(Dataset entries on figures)
○ ○ ○ ○ ○
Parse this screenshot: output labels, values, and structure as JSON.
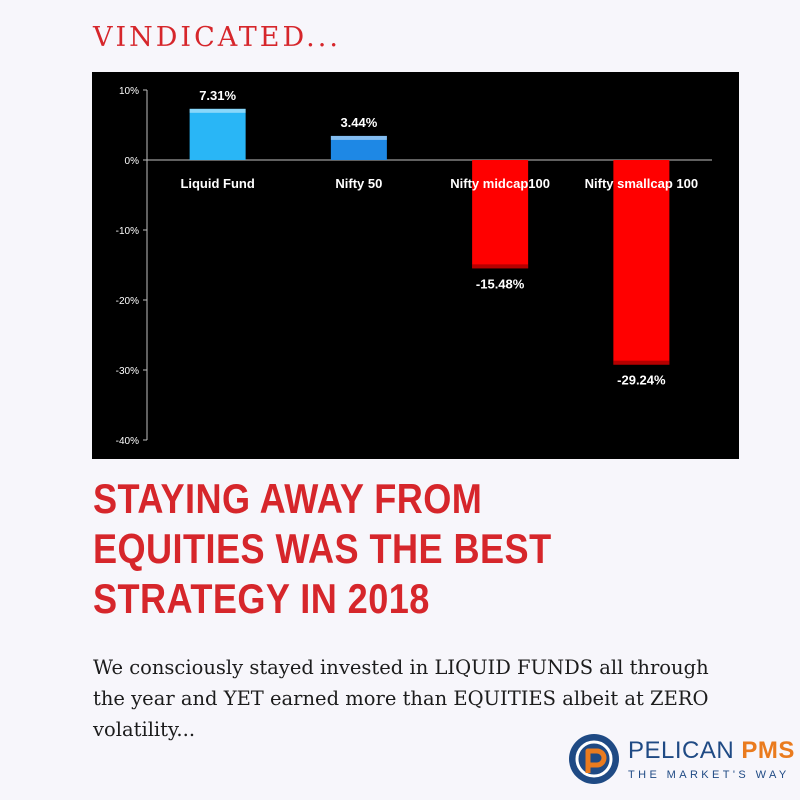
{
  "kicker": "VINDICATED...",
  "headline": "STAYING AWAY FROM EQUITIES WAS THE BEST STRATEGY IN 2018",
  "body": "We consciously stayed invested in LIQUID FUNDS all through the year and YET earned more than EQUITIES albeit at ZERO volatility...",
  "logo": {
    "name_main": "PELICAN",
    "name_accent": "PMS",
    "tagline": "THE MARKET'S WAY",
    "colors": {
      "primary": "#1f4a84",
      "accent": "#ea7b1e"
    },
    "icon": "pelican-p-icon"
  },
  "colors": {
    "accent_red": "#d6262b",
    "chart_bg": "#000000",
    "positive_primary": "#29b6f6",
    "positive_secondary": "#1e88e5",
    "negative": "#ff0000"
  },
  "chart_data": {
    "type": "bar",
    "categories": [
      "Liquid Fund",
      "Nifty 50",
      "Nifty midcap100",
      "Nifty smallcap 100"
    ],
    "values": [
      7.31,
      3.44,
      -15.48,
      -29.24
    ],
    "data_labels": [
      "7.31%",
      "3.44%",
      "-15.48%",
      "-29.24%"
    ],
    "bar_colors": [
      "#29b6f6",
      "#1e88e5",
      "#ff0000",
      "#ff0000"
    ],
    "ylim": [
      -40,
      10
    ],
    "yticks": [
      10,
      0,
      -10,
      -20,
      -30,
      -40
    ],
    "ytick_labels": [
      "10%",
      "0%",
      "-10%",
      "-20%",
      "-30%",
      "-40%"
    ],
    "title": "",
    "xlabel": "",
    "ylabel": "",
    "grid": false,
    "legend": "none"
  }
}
○ ○ ○ ○ ○
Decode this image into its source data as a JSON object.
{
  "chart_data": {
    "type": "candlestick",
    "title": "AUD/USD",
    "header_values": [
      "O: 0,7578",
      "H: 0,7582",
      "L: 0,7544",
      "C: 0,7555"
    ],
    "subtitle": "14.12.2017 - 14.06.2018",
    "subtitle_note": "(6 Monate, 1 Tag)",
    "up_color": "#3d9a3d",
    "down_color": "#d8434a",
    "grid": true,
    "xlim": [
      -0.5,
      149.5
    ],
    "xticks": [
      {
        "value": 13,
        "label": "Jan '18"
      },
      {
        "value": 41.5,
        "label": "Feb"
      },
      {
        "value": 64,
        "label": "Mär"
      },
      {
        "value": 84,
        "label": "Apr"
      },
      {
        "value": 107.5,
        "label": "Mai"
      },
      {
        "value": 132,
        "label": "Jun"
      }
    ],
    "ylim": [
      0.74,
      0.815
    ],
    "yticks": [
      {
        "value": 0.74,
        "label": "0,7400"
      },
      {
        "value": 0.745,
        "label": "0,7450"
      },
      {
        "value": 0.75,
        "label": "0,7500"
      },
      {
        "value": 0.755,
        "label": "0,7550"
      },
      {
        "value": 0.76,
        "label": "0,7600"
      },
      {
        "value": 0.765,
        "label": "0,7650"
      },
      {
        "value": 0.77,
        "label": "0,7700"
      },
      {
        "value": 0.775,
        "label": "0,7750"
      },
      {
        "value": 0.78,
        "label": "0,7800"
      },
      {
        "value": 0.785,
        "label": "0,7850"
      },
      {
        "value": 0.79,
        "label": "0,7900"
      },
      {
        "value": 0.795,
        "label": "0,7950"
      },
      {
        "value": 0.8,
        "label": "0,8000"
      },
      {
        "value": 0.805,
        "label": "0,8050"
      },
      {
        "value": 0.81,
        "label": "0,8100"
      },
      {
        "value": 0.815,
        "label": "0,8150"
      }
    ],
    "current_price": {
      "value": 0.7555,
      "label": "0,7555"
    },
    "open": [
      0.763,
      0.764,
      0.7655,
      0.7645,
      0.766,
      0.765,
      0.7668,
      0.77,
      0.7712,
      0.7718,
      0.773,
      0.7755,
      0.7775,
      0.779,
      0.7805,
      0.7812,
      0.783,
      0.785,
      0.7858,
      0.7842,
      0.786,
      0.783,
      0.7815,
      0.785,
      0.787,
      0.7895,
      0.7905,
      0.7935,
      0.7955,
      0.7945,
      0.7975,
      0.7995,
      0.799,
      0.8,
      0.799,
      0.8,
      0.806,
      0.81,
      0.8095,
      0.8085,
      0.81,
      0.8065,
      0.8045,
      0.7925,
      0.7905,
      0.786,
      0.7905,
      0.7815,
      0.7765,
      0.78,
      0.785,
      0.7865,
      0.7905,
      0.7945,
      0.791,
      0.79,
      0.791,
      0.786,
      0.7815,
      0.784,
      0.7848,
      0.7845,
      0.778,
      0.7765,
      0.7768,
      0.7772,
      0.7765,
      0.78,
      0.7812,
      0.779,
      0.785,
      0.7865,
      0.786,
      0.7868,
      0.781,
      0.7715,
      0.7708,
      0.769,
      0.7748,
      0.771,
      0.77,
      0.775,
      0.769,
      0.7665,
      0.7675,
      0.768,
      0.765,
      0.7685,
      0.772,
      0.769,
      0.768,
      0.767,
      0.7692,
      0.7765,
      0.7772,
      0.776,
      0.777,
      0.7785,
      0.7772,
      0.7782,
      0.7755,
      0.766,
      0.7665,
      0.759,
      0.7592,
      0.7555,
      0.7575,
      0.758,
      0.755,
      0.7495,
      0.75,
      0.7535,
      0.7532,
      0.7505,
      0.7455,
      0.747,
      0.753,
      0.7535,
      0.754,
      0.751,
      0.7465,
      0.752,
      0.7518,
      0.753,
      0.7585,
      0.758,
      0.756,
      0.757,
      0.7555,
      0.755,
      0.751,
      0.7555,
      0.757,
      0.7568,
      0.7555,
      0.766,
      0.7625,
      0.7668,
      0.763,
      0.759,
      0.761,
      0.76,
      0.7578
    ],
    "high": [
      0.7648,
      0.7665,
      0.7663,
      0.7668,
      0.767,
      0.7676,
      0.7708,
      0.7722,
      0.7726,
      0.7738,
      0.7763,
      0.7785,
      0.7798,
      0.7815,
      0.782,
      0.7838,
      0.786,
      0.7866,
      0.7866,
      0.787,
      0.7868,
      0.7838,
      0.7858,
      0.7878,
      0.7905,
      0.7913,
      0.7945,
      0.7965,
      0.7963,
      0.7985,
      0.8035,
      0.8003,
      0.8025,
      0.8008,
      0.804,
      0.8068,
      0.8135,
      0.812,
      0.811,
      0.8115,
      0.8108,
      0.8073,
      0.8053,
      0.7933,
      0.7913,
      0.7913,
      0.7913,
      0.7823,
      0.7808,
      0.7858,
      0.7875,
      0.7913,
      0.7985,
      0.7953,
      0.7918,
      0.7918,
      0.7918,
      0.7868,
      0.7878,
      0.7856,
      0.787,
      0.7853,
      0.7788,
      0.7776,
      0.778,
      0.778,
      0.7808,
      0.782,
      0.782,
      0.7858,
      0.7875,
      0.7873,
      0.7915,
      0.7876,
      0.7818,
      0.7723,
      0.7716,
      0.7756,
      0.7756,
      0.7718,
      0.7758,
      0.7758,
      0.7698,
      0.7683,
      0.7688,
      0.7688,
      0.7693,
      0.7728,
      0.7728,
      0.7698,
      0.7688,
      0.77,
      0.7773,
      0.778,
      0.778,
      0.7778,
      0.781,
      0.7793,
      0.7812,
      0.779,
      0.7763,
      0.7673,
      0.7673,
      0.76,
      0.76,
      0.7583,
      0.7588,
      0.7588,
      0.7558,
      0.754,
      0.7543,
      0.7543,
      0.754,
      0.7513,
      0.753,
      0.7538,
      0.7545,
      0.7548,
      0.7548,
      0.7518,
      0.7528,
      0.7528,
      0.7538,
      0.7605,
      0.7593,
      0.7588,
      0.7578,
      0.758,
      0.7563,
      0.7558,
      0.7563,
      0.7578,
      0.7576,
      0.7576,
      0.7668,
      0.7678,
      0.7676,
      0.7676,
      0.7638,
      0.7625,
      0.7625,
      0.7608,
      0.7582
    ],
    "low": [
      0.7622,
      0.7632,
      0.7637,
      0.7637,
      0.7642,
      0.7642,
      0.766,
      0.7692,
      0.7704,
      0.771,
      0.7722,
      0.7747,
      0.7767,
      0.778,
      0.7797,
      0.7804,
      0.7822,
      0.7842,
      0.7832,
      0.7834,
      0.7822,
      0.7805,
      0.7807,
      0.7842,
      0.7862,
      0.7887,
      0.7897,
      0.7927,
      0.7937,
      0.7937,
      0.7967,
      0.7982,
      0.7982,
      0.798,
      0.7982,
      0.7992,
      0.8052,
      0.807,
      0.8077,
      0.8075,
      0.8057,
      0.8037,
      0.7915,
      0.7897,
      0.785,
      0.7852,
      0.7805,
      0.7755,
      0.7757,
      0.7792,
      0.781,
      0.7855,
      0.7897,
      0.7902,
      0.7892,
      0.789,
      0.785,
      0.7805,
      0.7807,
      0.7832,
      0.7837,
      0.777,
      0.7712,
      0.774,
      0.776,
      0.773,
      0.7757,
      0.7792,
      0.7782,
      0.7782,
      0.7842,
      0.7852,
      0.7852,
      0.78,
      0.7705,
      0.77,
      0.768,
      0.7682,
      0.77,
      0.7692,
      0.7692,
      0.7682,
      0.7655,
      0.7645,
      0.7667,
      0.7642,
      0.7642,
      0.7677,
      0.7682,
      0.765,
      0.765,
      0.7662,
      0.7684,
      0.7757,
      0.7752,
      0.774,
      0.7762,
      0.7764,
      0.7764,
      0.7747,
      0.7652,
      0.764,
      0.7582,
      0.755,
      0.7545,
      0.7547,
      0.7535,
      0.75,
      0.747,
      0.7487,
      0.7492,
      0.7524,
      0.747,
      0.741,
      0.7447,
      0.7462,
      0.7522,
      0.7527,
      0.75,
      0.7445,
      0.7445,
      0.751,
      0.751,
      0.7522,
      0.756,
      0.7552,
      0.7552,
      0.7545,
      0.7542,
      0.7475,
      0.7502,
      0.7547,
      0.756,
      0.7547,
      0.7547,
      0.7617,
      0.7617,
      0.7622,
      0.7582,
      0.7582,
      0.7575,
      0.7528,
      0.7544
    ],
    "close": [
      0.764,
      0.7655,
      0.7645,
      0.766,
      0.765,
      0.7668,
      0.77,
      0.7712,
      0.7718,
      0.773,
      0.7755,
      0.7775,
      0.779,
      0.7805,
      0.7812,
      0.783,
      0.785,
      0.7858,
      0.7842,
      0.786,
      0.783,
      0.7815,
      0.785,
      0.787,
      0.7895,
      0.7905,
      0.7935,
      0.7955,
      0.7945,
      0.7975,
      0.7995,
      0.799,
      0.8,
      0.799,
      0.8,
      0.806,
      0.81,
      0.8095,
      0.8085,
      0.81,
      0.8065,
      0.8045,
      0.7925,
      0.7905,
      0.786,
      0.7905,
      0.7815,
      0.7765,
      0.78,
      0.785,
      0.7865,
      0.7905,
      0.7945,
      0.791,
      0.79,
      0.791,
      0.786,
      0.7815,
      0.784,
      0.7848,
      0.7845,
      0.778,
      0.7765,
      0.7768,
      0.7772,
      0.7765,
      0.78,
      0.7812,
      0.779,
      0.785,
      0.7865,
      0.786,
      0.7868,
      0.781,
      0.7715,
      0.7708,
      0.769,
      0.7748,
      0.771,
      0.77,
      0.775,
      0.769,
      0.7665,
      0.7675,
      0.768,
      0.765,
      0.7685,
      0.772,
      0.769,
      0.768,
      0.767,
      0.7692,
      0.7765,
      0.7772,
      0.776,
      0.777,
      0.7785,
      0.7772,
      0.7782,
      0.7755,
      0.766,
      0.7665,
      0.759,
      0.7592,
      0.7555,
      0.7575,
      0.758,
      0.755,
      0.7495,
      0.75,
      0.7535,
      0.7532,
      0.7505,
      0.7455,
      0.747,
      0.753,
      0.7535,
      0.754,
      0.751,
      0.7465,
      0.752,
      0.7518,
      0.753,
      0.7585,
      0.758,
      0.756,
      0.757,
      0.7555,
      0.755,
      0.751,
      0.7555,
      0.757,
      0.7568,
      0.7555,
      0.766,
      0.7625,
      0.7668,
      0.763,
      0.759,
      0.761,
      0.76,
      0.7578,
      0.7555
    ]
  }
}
○ ○ ○ ○ ○
▸ REQUIREMENT: From the entries above, pull out each line that includes "this".

▸ EXERCISE OUTPUT:
Parse this screenshot: output labels, values, and structure as JSON.
Decode this image into its source data as a JSON object.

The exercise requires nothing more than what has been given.